WHAT THIS TASK INVOLVES - Your task is to locate every line holding the string "does" and to copy each of them.

Data records

▬▬▬▬▬▬▬▬▬▬

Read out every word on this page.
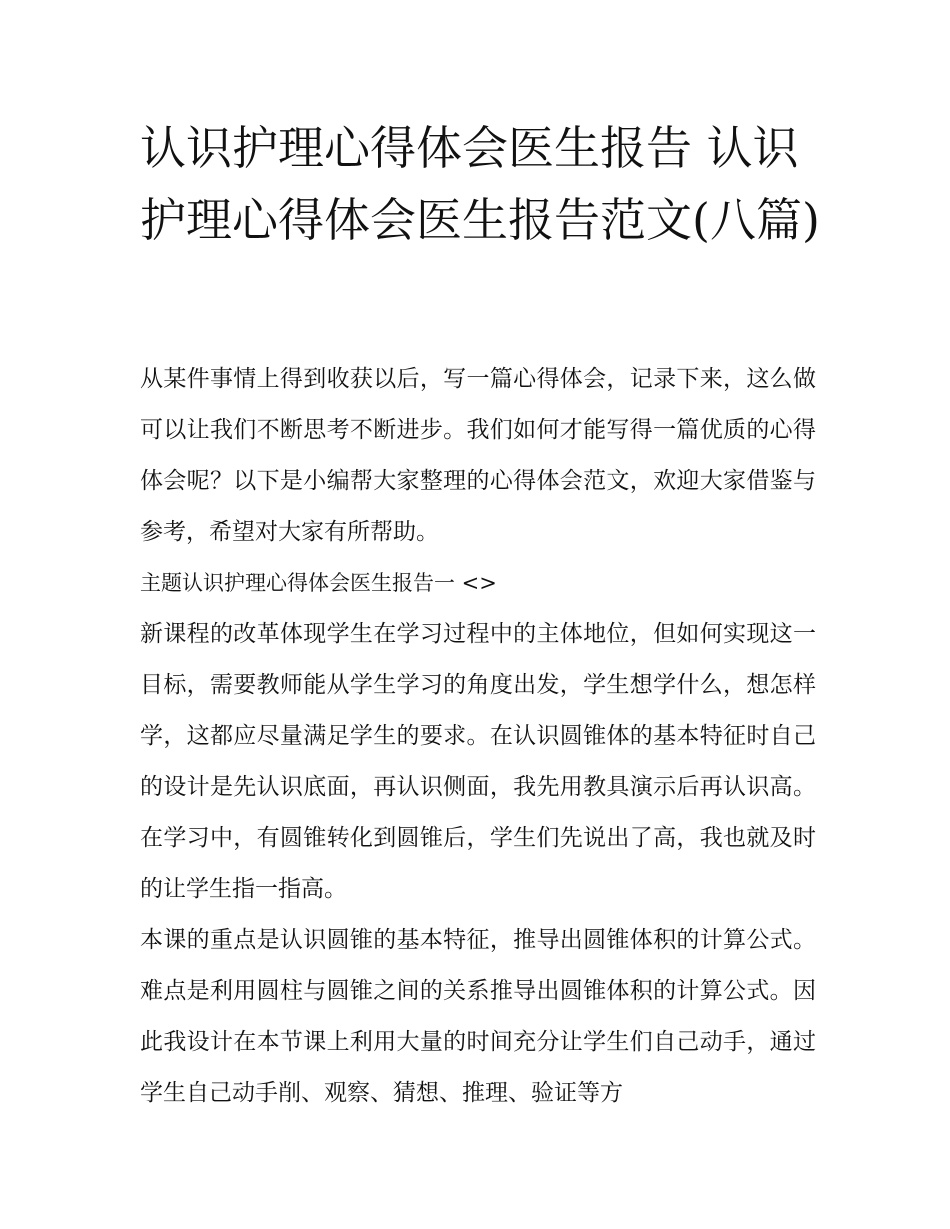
认识护理心得体会医生报告 认识护理心得体会医生报告范文(八篇)

从某件事情上得到收获以后，写一篇心得体会，记录下来，这么做可以让我们不断思考不断进步。我们如何才能写得一篇优质的心得体会呢？以下是小编帮大家整理的心得体会范文，欢迎大家借鉴与参考，希望对大家有所帮助。

主题认识护理心得体会医生报告一 <>

新课程的改革体现学生在学习过程中的主体地位，但如何实现这一目标，需要教师能从学生学习的角度出发，学生想学什么，想怎样学，这都应尽量满足学生的要求。在认识圆锥体的基本特征时自己的设计是先认识底面，再认识侧面，我先用教具演示后再认识高。在学习中，有圆锥转化到圆锥后，学生们先说出了高，我也就及时的让学生指一指高。

本课的重点是认识圆锥的基本特征，推导出圆锥体积的计算公式。难点是利用圆柱与圆锥之间的关系推导出圆锥体积的计算公式。因此我设计在本节课上利用大量的时间充分让学生们自己动手，通过学生自己动手削、观察、猜想、推理、验证等方
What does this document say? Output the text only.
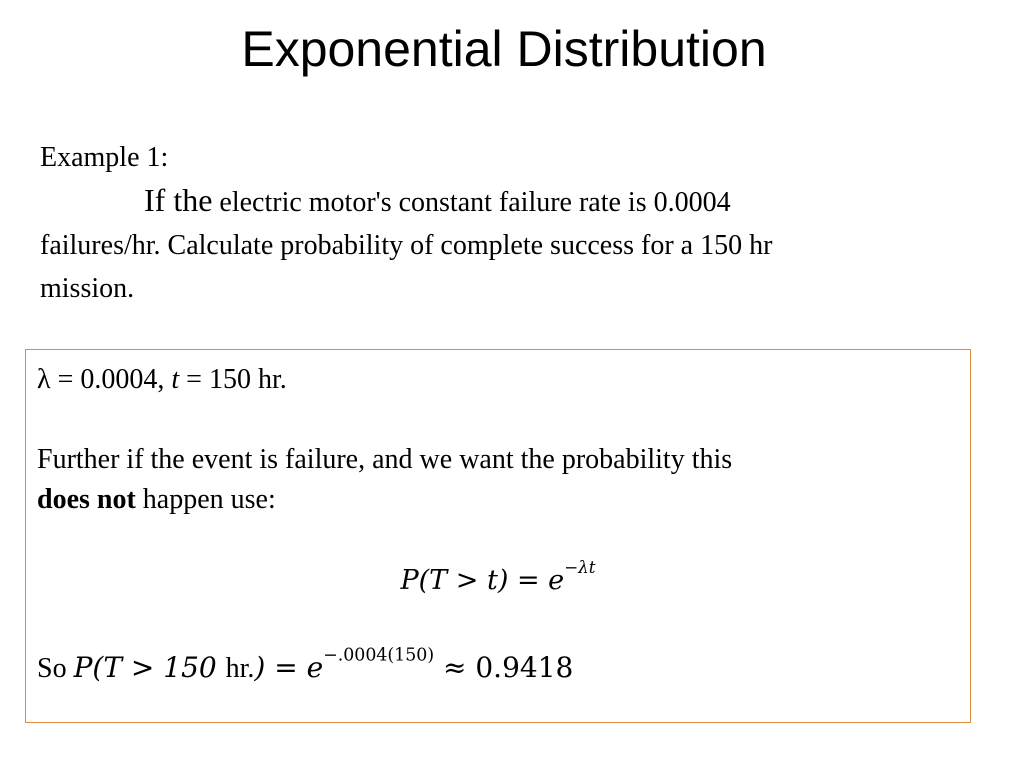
Exponential Distribution
Example 1:
If the electric motor's constant failure rate is 0.0004
failures/hr. Calculate probability of complete success for a 150 hr
mission.
λ = 0.0004, t = 150 hr.
Further if the event is failure, and we want the probability this
does not happen use:
$P(T > t) = e^{-\lambda t}$
So P(T > 150 $hr.) = e^{-.0004(150)} \approx 0.9418$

▬▬▬▬▬▬▬▬▬▬

FINAL RESULT -
What does this document say? Output the text only.
does not happen use:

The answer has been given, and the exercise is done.